» **Directions for this task**:
Copy the lines below as they are; omit the images they contain.

» **Exercise materials**:
^^^^^^^^^^^^^^^^

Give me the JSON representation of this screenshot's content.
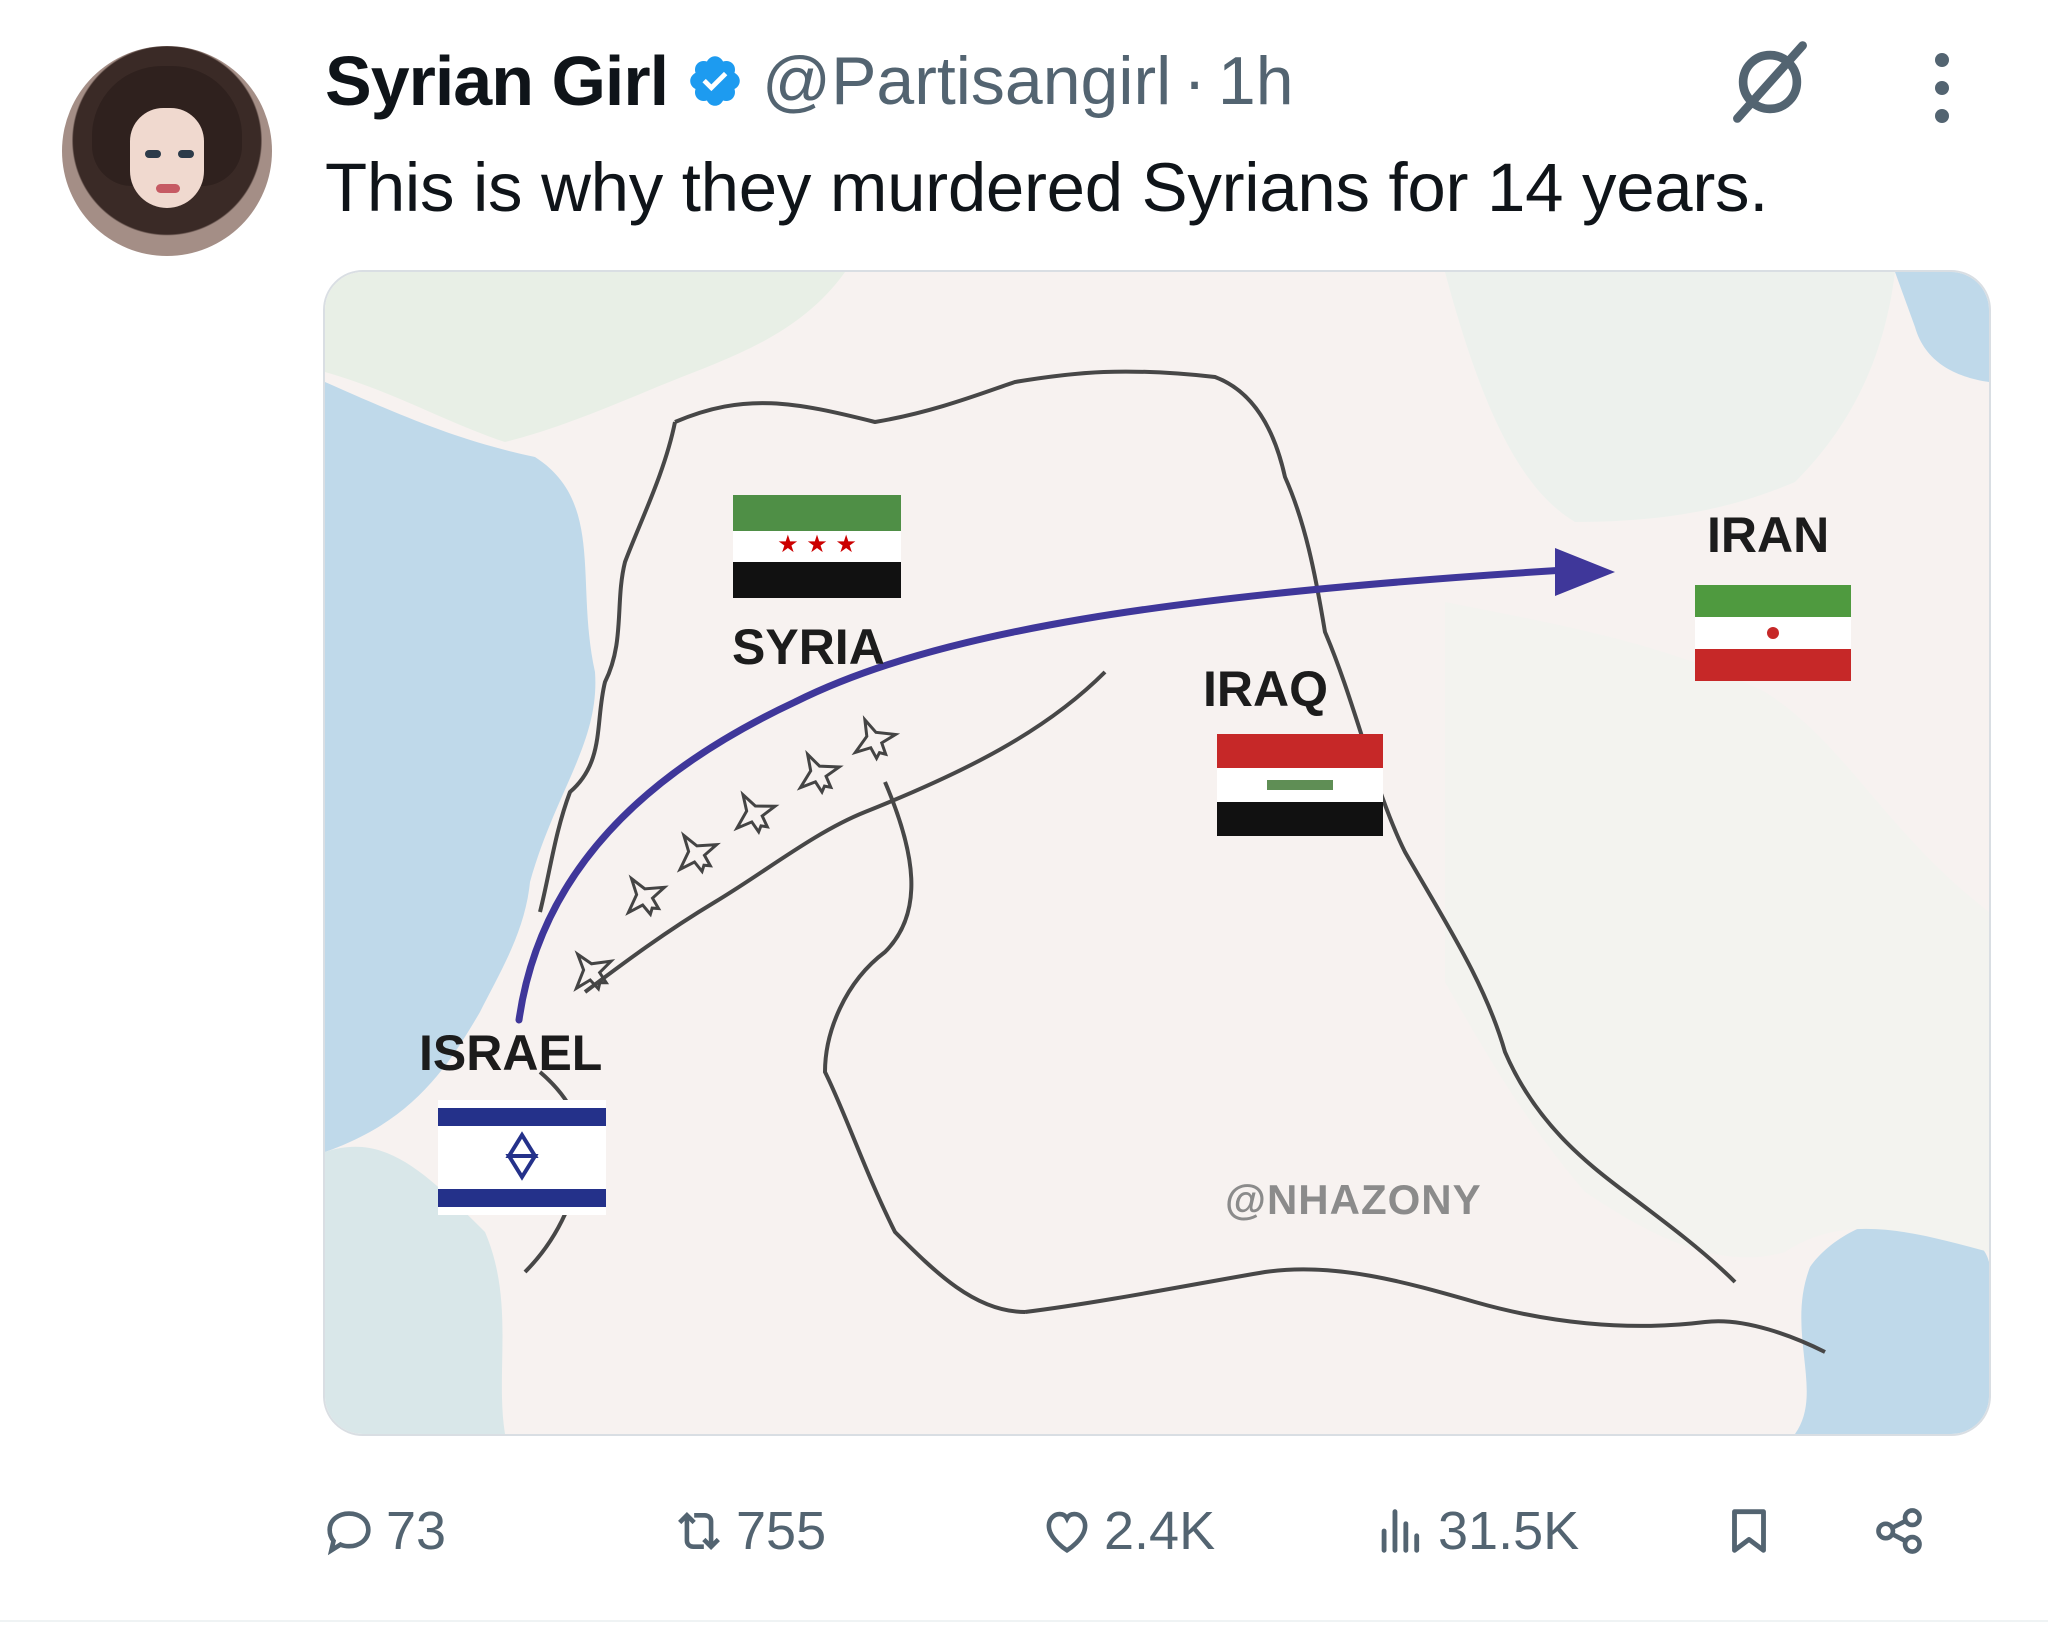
{
  "tweet": {
    "author_name": "Syrian Girl",
    "handle": "@Partisangirl",
    "separator": "·",
    "time": "1h",
    "text": "This is why they murdered Syrians for 14 years."
  },
  "media": {
    "labels": {
      "syria": "SYRIA",
      "iraq": "IRAQ",
      "iran": "IRAN",
      "israel": "ISRAEL",
      "watermark": "@NHAZONY"
    },
    "colors": {
      "arrow": "#3f379a",
      "sea": "#bfd9ea",
      "land": "#f7f2f0",
      "border": "#474747"
    }
  },
  "actions": {
    "replies": "73",
    "reposts": "755",
    "likes": "2.4K",
    "views": "31.5K"
  },
  "icons": {
    "verified": "verified-badge-icon",
    "grok": "grok-icon",
    "more": "more-icon",
    "reply": "reply-icon",
    "repost": "repost-icon",
    "like": "heart-icon",
    "views": "views-icon",
    "bookmark": "bookmark-icon",
    "share": "share-icon"
  }
}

^^^^^^^^^^^^^^^^

» **Exercise output**:
Give me the JSON representation of this screenshot's content.
{
  "tweet": {
    "author_name": "Syrian Girl",
    "handle": "@Partisangirl",
    "separator": "·",
    "time": "1h",
    "text": "This is why they murdered Syrians for 14 years."
  },
  "media": {
    "labels": {
      "syria": "SYRIA",
      "iraq": "IRAQ",
      "iran": "IRAN",
      "israel": "ISRAEL",
      "watermark": "@NHAZONY"
    },
    "colors": {
      "arrow": "#3f379a",
      "sea": "#bfd9ea",
      "land": "#f7f2f0",
      "border": "#474747"
    }
  },
  "actions": {
    "replies": "73",
    "reposts": "755",
    "likes": "2.4K",
    "views": "31.5K"
  },
  "icons": {
    "verified": "verified-badge-icon",
    "grok": "grok-icon",
    "more": "more-icon",
    "reply": "reply-icon",
    "repost": "repost-icon",
    "like": "heart-icon",
    "views": "views-icon",
    "bookmark": "bookmark-icon",
    "share": "share-icon"
  }
}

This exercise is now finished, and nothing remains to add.